**TO BE DONE**
Pictures do not belong in your copy. Repeat all the other data exactly.

— start of LISTED ENTRIES —

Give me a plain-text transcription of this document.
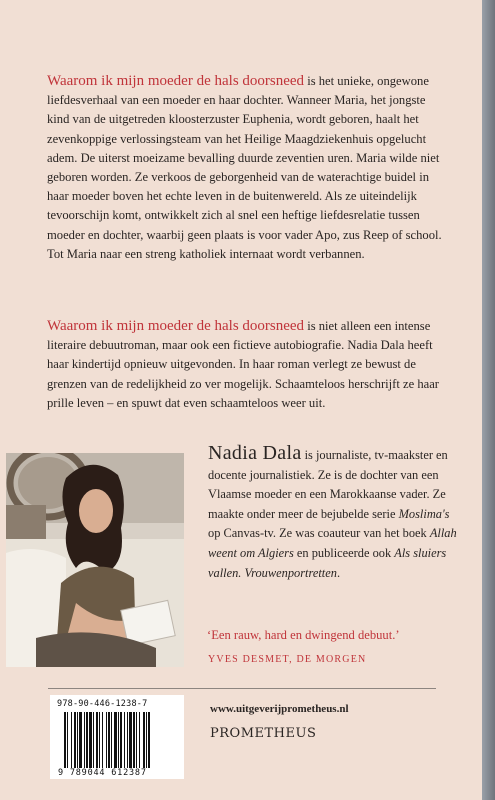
Waarom ik mijn moeder de hals doorsneed is het unieke, ongewone liefdesverhaal van een moeder en haar dochter. Wanneer Maria, het jongste kind van de uitgetreden kloosterzuster Euphenia, wordt geboren, haalt het zevenkoppige verlossingsteam van het Heilige Maagdziekenhuis opgelucht adem. De uiterst moeizame bevalling duurde zeventien uren. Maria wilde niet geboren worden. Ze verkoos de geborgenheid van de waterachtige buidel in haar moeder boven het echte leven in de buitenwereld. Als ze uiteindelijk tevoorschijn komt, ontwikkelt zich al snel een heftige liefdesrelatie tussen moeder en dochter, waarbij geen plaats is voor vader Apo, zus Reep of school. Tot Maria naar een streng katholiek internaat wordt verbannen.

Waarom ik mijn moeder de hals doorsneed is niet alleen een intense literaire debuutroman, maar ook een fictieve autobiografie. Nadia Dala heeft haar kindertijd opnieuw uitgevonden. In haar roman verlegt ze bewust de grenzen van de redelijkheid zo ver mogelijk. Schaamteloos herschrijft ze haar prille leven – en spuwt dat even schaamteloos weer uit.

Nadia Dala is journaliste, tv-maakster en docente journalistiek. Ze is de dochter van een Vlaamse moeder en een Marokkaanse vader. Ze maakte onder meer de bejubelde serie Moslima's op Canvas-tv. Ze was coauteur van het boek Allah weent om Algiers en publiceerde ook Als sluiers vallen. Vrouwenportretten.

‘Een rauw, hard en dwingend debuut.’

YVES DESMET, DE MORGEN

978-90-446-1238-7
9 789044 612387
www.uitgeverijprometheus.nl
PROMETHEUS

— end of LISTED ENTRIES —

**EXERCISE ANSWER**
Give me a plain-text transcription of this document.
Waarom ik mijn moeder de hals doorsneed is het unieke, ongewone liefdesverhaal van een moeder en haar dochter. Wanneer Maria, het jongste kind van de uitgetreden kloosterzuster Euphenia, wordt geboren, haalt het zevenkoppige verlossingsteam van het Heilige Maagdziekenhuis opgelucht adem. De uiterst moeizame bevalling duurde zeventien uren. Maria wilde niet geboren worden. Ze verkoos de geborgenheid van de waterachtige buidel in haar moeder boven het echte leven in de buitenwereld. Als ze uiteindelijk tevoorschijn komt, ontwikkelt zich al snel een heftige liefdesrelatie tussen moeder en dochter, waarbij geen plaats is voor vader Apo, zus Reep of school. Tot Maria naar een streng katholiek internaat wordt verbannen.

Waarom ik mijn moeder de hals doorsneed is niet alleen een intense literaire debuutroman, maar ook een fictieve autobiografie. Nadia Dala heeft haar kindertijd opnieuw uitgevonden. In haar roman verlegt ze bewust de grenzen van de redelijkheid zo ver mogelijk. Schaamteloos herschrijft ze haar prille leven – en spuwt dat even schaamteloos weer uit.

Nadia Dala is journaliste, tv-maakster en docente journalistiek. Ze is de dochter van een Vlaamse moeder en een Marokkaanse vader. Ze maakte onder meer de bejubelde serie Moslima's op Canvas-tv. Ze was coauteur van het boek Allah weent om Algiers en publiceerde ook Als sluiers vallen. Vrouwenportretten.

‘Een rauw, hard en dwingend debuut.’

YVES DESMET, DE MORGEN

978-90-446-1238-7
9 789044 612387
www.uitgeverijprometheus.nl
PROMETHEUS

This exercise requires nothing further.